■ Text passage
- - - - - - -

DRb Crashing

  • Thread starter James Edward Gray II
  • Start date
J

James Edward Gray II

If I launch this server:

#!/usr/local/bin/ruby

require "drb"
require "rinda/tuplespace"

tuplespace = Rinda::TupleSpace.new
DRb.start_service("druby://localhost:61676", tuplespace)

loop do
nums = Array.new(rand(9) + 2) { rand(10) + 1 }
ops = Array.new(nums.size - 1) { %w{+ - * /}[rand(4)] }
problem = nums.zip(ops).flatten.compact.join(" ")

tuplespace.write(["Problem", problem])
puts tuplespace.take(["Result", String]).last
end

__END__

Then run this client:

#!/usr/local/bin/ruby -w

require "drb"
require "rinda/tuplespace"

DRb.start_service
tuplespace = Rinda::TupleSpaceProxy.new(
DRbObject.new_with_uri("druby://localhost:61676")
)

while problem = tuplespace.take(["Problem", %r{^\d+(?: [-+*/] \d+)+$}])
tuplespace.write(["Result", "#{problem.last} = #{eval
problem.last}"])
end

__END__

The client crashes, generally within a few seconds. Adding a sleep
inside the server loop seems to resolve the issue.

- - - - - - -

■ Your instructions
Decide whether each of the following statements agrees with the DRb Crashing thread, and support each yes or no by quoting the deciding words of the thread. 1. The server's service address uses port 61676. 2. The client usually runs for several minutes before it crashes. 3. Putting a sleep inside the client loop seems to fix the problem.

- - - - - - -

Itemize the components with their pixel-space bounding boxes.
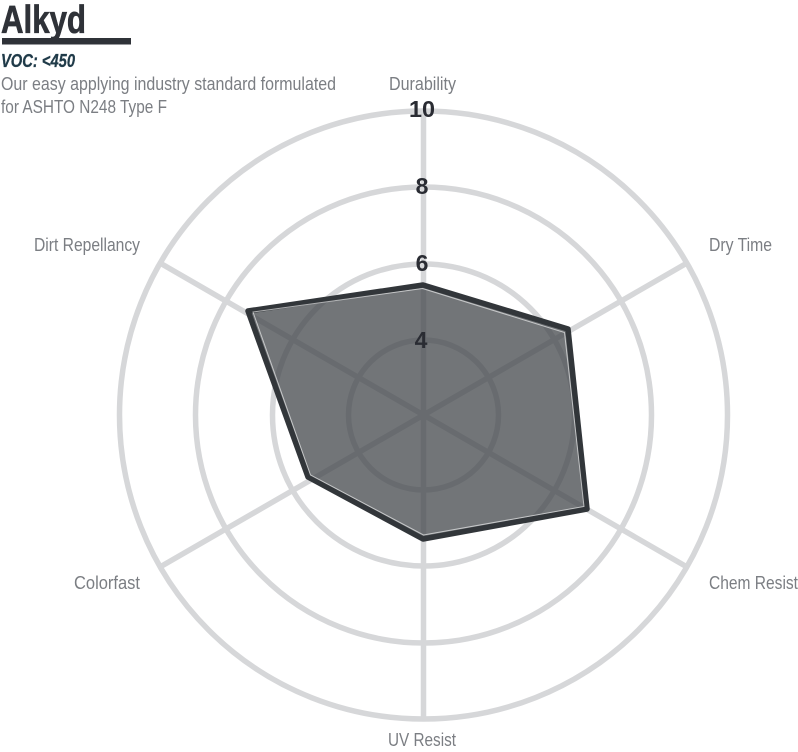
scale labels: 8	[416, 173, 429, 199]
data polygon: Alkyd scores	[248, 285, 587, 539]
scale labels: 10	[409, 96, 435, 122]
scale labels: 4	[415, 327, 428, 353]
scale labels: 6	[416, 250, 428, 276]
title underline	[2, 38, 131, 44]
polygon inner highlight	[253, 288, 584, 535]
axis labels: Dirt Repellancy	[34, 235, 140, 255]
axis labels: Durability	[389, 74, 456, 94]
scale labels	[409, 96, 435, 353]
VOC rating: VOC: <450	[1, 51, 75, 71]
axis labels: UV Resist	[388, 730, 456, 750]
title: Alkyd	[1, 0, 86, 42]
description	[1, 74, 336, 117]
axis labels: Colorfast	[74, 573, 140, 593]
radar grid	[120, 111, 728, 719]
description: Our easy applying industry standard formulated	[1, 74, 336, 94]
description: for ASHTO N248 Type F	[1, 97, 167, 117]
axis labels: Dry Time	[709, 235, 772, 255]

- - - - - - -

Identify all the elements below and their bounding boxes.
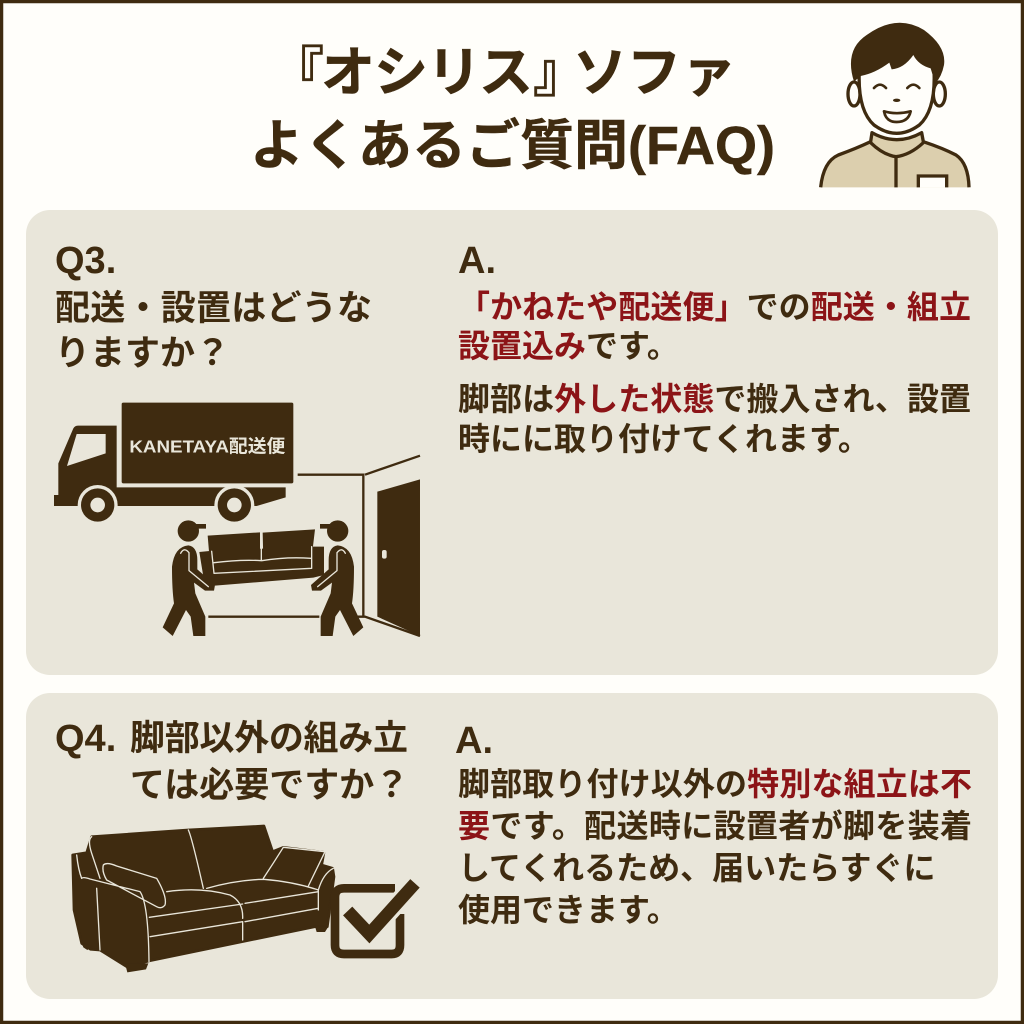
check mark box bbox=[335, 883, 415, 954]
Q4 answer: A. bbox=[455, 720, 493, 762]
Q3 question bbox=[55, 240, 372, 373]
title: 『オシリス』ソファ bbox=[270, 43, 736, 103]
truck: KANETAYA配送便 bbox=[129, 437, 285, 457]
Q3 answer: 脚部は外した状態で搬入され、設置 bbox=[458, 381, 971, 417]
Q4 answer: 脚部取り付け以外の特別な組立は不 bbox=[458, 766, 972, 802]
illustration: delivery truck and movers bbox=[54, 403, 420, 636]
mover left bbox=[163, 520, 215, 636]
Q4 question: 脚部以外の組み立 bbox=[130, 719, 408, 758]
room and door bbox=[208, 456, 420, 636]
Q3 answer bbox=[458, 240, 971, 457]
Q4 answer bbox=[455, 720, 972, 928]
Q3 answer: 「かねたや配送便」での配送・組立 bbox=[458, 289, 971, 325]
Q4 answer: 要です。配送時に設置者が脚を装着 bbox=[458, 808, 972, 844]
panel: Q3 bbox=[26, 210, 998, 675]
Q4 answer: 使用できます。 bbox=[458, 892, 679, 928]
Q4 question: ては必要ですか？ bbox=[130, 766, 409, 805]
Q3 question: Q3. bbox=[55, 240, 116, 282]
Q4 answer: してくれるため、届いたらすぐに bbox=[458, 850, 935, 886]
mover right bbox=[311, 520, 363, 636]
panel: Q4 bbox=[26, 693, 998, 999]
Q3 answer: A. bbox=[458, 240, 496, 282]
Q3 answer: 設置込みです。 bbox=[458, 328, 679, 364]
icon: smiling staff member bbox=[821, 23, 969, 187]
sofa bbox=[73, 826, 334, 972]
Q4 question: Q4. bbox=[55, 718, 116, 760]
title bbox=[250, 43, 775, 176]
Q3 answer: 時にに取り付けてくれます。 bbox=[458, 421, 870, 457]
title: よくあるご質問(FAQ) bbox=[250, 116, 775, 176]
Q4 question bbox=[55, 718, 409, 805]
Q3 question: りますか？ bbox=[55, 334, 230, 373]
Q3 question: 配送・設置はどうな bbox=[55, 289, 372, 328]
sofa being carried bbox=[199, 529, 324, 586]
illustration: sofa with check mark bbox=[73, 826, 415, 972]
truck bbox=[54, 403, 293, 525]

- - - - - - -

■ Task result
1. Yes: "druby://localhost:61676"
2. No: "The client crashes, generally within a few seconds."
3. No: "Adding a sleep inside the server loop seems to resolve the issue."